Extract the lines that hold the string "this".

──────

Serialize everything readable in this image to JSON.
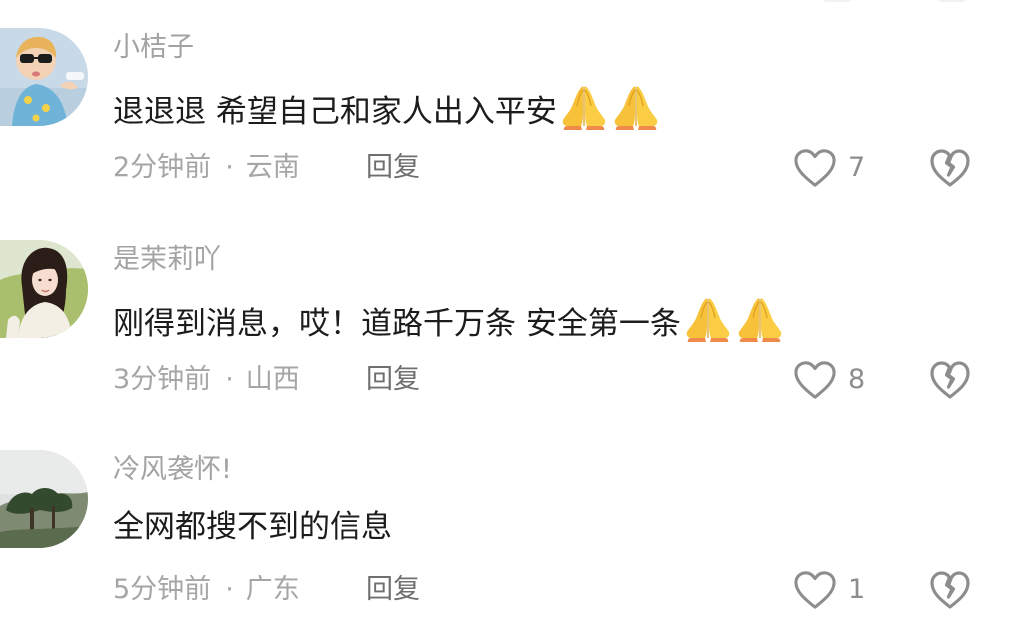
{
  "comments": [
    {
      "username": "小桔子",
      "content": "退退退 希望自己和家人出入平安",
      "emoji": [
        "🙏",
        "🙏"
      ],
      "time": "2分钟前",
      "location": "云南",
      "separator": "·",
      "reply_label": "回复",
      "likes": "7"
    },
    {
      "username": "是茉莉吖",
      "content": "刚得到消息，哎！道路千万条 安全第一条",
      "emoji": [
        "🙏",
        "🙏"
      ],
      "time": "3分钟前",
      "location": "山西",
      "separator": "·",
      "reply_label": "回复",
      "likes": "8"
    },
    {
      "username": "冷风袭怀!",
      "content": "全网都搜不到的信息",
      "emoji": [],
      "time": "5分钟前",
      "location": "广东",
      "separator": "·",
      "reply_label": "回复",
      "likes": "1"
    }
  ],
  "icons": {
    "like": "heart-outline-icon",
    "dislike": "broken-heart-icon",
    "emoji": "folded-hands-emoji"
  },
  "colors": {
    "background": "#ffffff",
    "username": "#a3a3a3",
    "content": "#1c1c1c",
    "meta": "#a6a6a6",
    "reply": "#6f6f6f",
    "icon": "#8d8d8d"
  }
}
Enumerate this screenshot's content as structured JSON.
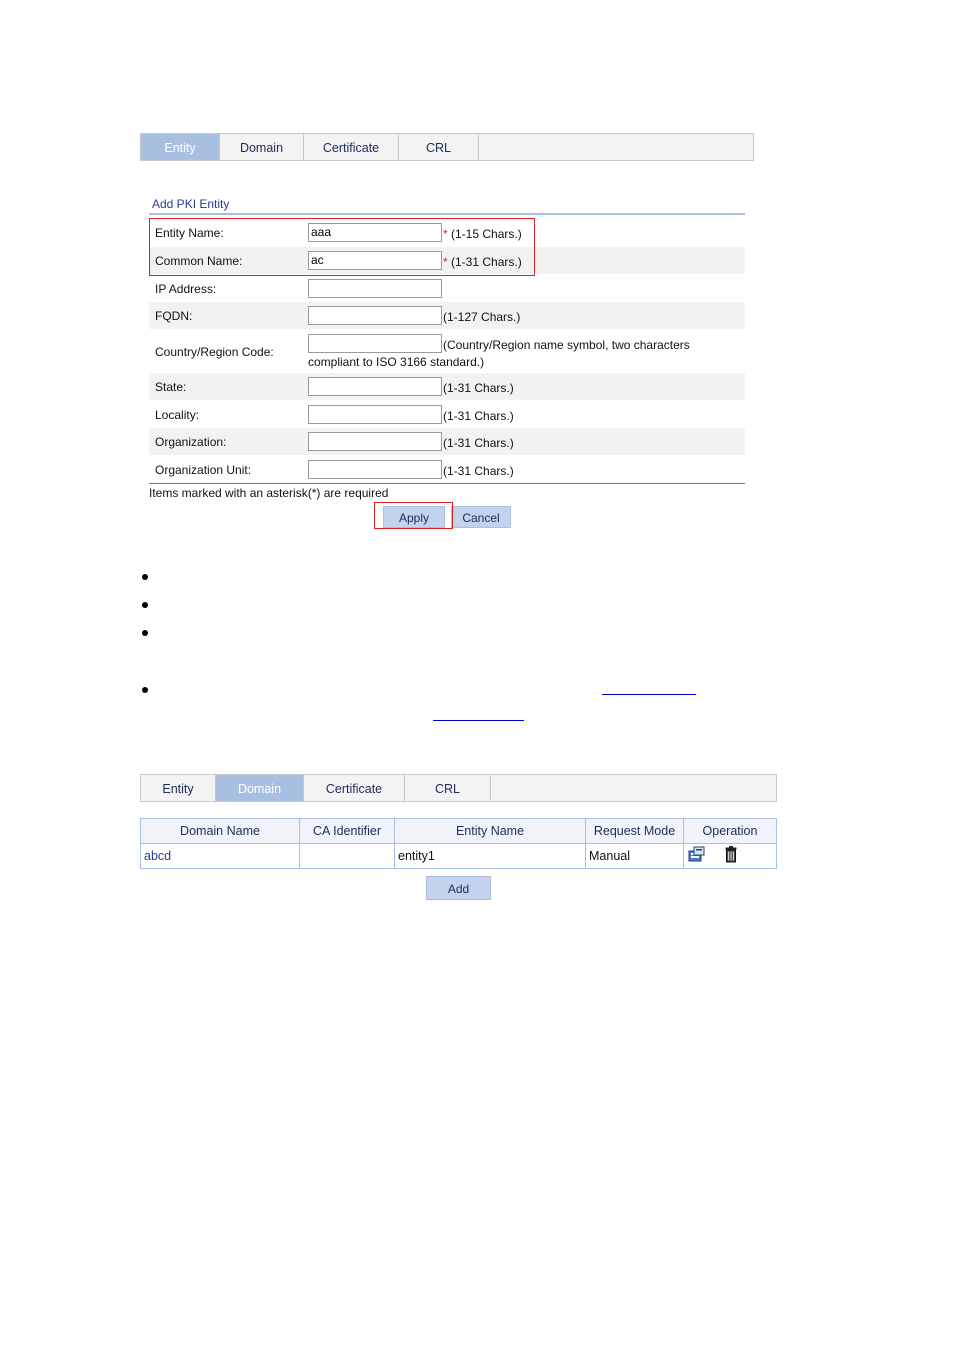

──────

- Completed exercise -
Serialize everything readable in this image to JSON.
Enumerate this screenshot's content as structured JSON.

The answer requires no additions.